A block of data

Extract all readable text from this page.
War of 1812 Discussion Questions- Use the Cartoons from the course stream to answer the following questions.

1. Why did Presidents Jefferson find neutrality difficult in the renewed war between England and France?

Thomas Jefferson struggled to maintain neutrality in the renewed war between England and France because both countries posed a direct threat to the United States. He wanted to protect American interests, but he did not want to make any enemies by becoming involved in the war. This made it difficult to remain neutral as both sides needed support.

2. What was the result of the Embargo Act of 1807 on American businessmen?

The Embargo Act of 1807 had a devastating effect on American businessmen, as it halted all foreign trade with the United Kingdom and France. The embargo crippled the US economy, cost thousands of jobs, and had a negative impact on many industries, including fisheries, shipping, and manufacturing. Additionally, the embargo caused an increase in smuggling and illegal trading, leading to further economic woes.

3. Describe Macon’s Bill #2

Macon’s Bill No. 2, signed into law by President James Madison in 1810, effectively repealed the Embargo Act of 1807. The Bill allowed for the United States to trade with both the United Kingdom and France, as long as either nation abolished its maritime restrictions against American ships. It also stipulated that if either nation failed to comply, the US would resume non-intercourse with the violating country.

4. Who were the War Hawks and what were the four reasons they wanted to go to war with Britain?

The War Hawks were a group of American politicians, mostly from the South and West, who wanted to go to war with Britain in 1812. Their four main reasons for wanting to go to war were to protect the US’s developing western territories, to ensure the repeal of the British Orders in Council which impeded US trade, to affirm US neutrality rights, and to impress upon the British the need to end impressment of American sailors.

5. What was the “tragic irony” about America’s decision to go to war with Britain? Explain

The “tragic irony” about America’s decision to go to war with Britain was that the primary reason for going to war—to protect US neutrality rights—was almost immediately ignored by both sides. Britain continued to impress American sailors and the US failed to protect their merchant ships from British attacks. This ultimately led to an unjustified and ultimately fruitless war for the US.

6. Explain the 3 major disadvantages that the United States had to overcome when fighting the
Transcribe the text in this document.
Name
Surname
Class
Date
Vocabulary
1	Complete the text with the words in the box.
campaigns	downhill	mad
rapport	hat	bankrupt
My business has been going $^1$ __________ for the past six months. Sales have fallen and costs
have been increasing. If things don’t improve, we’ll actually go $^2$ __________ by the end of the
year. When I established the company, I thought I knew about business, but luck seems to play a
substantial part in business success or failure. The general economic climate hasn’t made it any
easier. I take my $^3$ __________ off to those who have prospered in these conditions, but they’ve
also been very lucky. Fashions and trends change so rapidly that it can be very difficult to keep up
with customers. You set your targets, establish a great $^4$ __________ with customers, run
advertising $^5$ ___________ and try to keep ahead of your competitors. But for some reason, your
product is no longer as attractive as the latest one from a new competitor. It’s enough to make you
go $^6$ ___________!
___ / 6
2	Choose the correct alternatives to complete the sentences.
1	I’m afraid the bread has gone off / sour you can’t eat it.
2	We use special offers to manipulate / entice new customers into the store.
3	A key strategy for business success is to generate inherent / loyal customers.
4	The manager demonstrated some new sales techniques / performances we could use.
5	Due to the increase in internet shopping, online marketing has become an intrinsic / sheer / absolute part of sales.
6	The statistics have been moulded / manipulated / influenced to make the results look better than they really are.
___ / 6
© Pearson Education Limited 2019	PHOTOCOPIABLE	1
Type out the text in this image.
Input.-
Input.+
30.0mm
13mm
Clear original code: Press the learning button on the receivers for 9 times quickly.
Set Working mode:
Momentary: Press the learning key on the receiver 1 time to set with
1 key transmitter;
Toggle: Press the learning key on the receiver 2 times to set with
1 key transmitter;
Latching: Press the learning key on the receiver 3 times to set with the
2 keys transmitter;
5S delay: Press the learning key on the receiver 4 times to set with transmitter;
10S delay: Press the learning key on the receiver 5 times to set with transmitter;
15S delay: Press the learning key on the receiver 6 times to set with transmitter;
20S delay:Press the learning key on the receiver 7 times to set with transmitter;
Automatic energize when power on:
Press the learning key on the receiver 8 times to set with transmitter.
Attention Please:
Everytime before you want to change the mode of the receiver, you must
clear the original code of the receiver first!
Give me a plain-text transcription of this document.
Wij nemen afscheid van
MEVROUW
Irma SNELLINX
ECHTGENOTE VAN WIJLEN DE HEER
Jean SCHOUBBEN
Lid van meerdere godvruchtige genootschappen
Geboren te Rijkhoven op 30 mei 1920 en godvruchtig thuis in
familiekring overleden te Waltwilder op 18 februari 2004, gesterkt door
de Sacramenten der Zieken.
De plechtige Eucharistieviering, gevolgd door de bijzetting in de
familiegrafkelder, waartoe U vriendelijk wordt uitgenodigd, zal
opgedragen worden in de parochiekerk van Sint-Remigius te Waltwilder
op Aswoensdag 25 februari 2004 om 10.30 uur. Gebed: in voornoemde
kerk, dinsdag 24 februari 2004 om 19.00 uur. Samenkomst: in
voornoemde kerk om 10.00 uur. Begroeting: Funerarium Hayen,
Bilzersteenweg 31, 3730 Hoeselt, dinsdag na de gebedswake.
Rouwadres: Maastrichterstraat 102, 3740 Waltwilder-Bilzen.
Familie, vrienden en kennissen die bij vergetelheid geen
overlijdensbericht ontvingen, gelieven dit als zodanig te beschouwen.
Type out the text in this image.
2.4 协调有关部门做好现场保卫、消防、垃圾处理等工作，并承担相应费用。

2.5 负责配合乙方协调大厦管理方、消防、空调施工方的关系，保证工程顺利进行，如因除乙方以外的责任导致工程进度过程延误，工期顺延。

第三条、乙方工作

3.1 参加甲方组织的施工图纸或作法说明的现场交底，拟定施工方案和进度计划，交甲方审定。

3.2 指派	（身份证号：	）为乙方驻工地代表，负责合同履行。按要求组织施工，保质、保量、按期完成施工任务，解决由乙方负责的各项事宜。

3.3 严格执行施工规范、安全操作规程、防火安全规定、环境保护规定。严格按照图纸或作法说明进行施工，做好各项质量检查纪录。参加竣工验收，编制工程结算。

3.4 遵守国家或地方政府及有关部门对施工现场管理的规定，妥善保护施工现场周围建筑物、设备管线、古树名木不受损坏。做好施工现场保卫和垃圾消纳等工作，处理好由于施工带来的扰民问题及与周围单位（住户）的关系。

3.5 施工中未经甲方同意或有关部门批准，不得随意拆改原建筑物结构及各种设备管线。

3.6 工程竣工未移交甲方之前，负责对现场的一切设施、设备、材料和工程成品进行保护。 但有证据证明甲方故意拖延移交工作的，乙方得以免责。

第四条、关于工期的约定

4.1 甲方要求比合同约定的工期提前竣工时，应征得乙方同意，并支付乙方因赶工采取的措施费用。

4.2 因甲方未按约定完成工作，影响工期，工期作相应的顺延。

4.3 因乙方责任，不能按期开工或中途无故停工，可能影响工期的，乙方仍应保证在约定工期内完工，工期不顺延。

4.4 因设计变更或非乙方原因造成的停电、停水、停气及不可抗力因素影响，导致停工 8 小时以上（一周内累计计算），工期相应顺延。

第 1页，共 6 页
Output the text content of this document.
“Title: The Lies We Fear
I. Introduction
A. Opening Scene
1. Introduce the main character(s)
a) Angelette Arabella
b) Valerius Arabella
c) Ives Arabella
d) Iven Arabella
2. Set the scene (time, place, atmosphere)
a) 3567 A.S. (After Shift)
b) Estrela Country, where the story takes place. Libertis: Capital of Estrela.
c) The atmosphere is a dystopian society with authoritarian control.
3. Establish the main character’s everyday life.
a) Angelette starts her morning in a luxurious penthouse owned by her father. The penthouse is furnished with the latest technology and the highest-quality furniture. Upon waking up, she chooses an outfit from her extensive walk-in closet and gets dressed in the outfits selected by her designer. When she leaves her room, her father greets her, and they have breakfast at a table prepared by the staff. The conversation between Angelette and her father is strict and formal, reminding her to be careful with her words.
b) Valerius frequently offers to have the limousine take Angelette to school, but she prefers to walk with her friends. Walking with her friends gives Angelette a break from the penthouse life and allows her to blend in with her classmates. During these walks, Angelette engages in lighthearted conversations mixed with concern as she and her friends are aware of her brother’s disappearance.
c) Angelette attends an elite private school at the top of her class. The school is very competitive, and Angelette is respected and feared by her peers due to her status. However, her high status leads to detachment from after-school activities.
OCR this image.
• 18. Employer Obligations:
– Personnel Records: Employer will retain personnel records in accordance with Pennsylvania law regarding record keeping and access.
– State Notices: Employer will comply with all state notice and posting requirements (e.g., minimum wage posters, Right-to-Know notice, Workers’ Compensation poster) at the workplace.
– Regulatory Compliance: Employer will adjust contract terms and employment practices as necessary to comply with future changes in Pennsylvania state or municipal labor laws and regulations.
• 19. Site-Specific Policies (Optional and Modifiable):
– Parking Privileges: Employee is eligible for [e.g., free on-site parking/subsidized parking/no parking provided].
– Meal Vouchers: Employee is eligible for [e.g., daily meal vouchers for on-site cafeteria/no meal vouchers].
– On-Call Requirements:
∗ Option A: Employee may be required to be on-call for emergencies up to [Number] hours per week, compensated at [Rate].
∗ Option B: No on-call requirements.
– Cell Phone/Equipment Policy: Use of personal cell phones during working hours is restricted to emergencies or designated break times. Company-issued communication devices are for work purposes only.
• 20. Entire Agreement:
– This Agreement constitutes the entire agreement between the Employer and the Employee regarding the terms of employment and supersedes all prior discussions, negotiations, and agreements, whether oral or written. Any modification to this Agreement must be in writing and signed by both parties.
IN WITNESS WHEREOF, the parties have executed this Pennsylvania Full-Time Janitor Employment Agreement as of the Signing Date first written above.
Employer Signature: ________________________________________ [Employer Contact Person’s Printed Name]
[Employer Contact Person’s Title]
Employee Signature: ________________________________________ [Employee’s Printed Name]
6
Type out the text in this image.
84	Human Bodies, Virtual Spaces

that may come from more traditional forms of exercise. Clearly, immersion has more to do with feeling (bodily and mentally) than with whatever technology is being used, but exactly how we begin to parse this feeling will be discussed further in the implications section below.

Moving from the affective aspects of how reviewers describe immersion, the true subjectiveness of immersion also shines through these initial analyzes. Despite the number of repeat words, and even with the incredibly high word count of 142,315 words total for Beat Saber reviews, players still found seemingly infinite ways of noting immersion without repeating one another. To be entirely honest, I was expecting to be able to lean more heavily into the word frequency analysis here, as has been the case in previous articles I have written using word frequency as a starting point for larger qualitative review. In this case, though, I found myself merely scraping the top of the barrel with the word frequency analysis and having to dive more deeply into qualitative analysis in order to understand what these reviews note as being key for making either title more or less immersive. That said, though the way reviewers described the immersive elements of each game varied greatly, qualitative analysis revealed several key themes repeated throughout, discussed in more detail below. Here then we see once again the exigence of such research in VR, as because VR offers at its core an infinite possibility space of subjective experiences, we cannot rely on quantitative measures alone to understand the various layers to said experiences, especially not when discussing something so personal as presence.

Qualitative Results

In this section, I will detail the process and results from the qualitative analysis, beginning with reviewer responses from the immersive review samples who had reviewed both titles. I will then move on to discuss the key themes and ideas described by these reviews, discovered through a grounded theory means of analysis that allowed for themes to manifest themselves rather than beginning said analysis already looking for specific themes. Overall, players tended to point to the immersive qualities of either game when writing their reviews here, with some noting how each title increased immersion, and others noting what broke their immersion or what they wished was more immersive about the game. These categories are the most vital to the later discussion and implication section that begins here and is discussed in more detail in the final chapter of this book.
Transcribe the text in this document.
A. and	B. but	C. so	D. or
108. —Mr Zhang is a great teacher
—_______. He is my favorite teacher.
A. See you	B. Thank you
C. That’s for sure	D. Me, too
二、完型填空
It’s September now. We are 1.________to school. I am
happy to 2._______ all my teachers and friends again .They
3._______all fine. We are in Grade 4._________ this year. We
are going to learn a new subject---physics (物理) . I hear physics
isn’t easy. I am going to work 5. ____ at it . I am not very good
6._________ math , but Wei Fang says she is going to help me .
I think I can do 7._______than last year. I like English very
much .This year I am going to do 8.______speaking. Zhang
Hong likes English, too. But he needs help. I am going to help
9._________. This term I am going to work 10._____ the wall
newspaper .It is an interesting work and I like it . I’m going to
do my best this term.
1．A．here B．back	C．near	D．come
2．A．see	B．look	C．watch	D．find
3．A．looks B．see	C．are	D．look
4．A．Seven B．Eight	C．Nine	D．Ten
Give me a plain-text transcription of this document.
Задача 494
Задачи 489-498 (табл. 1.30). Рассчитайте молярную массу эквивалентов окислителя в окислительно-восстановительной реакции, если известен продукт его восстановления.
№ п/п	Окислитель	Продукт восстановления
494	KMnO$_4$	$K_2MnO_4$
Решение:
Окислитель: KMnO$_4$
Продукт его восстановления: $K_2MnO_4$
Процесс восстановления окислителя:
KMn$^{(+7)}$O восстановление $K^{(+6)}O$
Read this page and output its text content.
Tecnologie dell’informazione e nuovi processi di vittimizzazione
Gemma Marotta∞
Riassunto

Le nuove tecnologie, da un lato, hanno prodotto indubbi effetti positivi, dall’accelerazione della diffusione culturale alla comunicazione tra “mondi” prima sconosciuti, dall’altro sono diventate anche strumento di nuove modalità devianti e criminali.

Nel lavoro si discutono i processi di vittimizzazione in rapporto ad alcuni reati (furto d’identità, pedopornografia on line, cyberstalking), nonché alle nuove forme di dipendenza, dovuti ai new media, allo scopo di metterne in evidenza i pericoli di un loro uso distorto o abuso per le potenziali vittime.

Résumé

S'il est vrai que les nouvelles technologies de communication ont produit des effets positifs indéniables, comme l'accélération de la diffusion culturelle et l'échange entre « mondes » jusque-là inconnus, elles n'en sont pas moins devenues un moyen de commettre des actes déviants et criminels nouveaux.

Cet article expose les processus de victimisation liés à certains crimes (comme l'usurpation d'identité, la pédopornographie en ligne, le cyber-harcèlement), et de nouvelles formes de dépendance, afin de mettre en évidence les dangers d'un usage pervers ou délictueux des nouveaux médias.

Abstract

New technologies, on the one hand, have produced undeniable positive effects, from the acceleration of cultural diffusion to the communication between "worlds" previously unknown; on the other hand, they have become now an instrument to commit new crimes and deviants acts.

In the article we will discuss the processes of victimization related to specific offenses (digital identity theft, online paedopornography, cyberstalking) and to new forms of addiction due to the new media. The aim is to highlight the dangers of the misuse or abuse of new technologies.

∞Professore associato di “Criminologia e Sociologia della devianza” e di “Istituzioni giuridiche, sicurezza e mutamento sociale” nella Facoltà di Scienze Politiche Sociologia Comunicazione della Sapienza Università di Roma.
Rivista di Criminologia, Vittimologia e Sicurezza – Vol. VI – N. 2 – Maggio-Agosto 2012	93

__Given instruction__
Read through the entries and copy each line in which "Signature" appears.

__Expected output__
Employer Signature: ________________________________________ [Employer Contact Person’s Printed Name]
Employee Signature: ________________________________________ [Employee’s Printed Name]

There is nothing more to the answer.